[What you will do]:
1. In the column about the opposite of love, which author does the writer call a favorite?
2. From the column about the opposite of love, give back word for word the part that opens with the words containing "Part 1 of 2" and closes with "the former lover.".

── Supplied passage ──

Wednesday, January 05, 2005

The opposite of love

The opposite of love


By Bob Garon
TODAY Newspaper
Wednesday, January 5, 2005 12:54 AM


Part 1 of 2 parts


Rollo May, one of my favorite authors, wrote: “The opposite of love is indifference.”


He’s right. Take a good look at collapsed relationships and you will find indifference everywhere. You see it in marriages that have grown stale. He does his own thing, she does hers. He goes his way, she goes hers. He doesn’t really care what she does, neither does she.


This is why when lovers break up, they no longer care what happens to each other. They make no effort to keep track of each other. In fact, they couldn’t care less. They are truly indifferent. The more indifferent they are, the greater is their lack of concern or interest in the former lover.


If there is continued interest even after the separation, it is often a sign of love that refuses to die. When lovers separate, it often is not the decision of both parties. One partner bails out after making a unilateral decision. If the other is still in love and wants to keep the relationship, even if it lies in tatters, then the one left behind is far from indifferent. There is anger, sadness, desperation and a mix of many other feelings, but surely not indifference. There is still a shred of hope that perhaps a miracle will happen and the relationship might get back on track.

───
── Records ──

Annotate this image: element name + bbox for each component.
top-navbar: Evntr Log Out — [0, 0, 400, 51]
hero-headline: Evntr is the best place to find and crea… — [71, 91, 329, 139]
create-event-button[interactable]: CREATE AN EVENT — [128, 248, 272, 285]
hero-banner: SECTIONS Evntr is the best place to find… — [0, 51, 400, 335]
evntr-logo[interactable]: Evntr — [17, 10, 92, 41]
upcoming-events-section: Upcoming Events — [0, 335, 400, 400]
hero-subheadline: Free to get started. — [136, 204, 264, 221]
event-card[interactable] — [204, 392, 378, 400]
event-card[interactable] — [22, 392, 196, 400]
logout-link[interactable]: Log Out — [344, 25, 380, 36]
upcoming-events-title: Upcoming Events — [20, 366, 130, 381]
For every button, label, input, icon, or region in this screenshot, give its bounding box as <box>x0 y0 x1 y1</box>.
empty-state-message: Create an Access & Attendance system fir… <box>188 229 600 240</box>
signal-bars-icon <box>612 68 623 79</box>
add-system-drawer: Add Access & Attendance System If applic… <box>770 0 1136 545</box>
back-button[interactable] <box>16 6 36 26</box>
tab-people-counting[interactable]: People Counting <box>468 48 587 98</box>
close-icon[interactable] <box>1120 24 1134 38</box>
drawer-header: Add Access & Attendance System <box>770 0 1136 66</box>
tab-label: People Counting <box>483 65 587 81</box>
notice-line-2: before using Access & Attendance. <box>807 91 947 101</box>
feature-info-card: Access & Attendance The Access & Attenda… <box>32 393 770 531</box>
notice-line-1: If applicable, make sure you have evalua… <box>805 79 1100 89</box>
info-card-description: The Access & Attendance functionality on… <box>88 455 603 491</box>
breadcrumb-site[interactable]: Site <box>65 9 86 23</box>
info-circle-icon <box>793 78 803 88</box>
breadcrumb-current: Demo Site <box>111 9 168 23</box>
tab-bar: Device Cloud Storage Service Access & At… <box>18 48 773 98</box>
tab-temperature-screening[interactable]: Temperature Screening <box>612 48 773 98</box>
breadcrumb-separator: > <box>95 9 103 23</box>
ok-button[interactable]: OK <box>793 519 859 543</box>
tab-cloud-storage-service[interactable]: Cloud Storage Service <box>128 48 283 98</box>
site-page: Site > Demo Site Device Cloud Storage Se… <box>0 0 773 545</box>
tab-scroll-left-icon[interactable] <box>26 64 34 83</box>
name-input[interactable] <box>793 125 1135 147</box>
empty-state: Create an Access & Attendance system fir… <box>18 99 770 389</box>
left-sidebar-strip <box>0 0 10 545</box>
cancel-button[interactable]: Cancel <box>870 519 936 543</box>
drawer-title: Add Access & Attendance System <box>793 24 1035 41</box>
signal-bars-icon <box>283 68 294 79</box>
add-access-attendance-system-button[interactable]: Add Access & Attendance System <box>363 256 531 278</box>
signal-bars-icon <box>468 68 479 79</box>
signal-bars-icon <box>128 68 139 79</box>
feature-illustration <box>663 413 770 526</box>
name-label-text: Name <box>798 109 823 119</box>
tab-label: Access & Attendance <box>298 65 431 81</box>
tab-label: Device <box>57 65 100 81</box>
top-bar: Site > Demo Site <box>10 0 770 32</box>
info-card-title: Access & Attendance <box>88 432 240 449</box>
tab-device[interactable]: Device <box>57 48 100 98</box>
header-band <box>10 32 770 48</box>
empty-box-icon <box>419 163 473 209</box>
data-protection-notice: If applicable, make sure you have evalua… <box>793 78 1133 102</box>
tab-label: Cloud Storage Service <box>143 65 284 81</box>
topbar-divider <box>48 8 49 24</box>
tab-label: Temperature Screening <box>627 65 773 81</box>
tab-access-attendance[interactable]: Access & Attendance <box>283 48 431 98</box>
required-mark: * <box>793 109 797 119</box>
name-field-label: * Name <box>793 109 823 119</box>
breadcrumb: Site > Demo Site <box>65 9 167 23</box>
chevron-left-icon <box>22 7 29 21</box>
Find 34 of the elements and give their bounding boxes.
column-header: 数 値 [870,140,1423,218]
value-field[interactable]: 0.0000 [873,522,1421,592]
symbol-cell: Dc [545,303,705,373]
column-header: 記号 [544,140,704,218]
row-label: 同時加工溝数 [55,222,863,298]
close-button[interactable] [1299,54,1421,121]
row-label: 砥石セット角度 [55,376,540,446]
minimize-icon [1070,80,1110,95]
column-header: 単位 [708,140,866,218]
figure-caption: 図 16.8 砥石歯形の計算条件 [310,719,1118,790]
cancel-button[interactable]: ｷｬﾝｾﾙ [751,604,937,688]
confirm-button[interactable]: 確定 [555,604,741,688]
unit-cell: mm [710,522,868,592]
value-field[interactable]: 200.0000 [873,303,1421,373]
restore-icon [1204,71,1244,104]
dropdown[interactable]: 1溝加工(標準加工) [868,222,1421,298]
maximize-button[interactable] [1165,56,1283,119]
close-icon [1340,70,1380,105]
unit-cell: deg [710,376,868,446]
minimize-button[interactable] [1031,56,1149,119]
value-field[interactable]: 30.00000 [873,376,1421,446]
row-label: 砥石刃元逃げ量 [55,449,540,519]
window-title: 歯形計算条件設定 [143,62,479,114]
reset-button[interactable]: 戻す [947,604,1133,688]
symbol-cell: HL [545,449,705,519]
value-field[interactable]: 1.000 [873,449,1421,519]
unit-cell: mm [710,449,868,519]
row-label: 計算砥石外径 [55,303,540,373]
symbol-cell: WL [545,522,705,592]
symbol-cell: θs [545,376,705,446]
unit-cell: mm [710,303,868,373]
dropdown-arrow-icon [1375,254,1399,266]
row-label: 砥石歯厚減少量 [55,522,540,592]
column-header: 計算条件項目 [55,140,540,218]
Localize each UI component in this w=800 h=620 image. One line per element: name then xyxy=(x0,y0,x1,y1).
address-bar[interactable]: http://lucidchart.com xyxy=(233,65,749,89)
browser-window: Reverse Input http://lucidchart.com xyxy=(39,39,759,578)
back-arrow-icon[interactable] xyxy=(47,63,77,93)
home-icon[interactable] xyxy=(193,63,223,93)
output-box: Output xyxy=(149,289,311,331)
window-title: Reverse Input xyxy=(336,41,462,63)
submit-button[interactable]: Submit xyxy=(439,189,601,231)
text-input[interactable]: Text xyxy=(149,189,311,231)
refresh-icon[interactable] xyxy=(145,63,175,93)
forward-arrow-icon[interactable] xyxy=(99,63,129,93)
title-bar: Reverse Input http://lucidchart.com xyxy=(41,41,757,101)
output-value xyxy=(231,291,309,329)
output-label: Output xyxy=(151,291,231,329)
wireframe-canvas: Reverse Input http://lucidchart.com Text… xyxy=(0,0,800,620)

───

[Results in order]:
1. Rollo May

2.
Part 1 of 2 parts


Rollo May, one of my favorite authors, wrote: “The opposite of love is indifference.”


He’s right. Take a good look at collapsed relationships and you will find indifference everywhere. You see it in marriages that have grown stale. He does his own thing, she does hers. He goes his way, she goes hers. He doesn’t really care what she does, neither does she.


This is why when lovers break up, they no longer care what happens to each other. They make no effort to keep track of each other. In fact, they couldn’t care less. They are truly indifferent. The more indifferent they are, the greater is their lack of concern or interest in the former lover.